▸ **Given problem**
Your task is to copy every line of the records below that contains "Labdarugó".
******************************
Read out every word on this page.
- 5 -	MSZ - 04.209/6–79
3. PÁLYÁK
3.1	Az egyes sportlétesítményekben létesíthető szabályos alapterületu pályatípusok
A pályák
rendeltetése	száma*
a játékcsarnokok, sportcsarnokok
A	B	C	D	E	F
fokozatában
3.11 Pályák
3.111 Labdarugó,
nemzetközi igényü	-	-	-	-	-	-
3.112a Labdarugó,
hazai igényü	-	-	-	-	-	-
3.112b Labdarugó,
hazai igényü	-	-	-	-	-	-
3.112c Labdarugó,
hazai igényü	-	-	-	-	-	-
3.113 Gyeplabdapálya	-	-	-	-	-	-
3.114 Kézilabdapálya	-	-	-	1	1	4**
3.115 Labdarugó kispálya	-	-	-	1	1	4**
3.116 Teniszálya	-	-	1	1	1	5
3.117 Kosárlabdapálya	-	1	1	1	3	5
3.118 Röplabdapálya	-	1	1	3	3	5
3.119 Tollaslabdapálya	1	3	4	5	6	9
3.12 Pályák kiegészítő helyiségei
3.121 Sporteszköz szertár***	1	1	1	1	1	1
******************************
▸ **Final result**
3.111 Labdarugó,
3.112a Labdarugó,
3.112b Labdarugó,
3.112c Labdarugó,
3.115 Labdarugó kispálya	-	-	-	1	1	4**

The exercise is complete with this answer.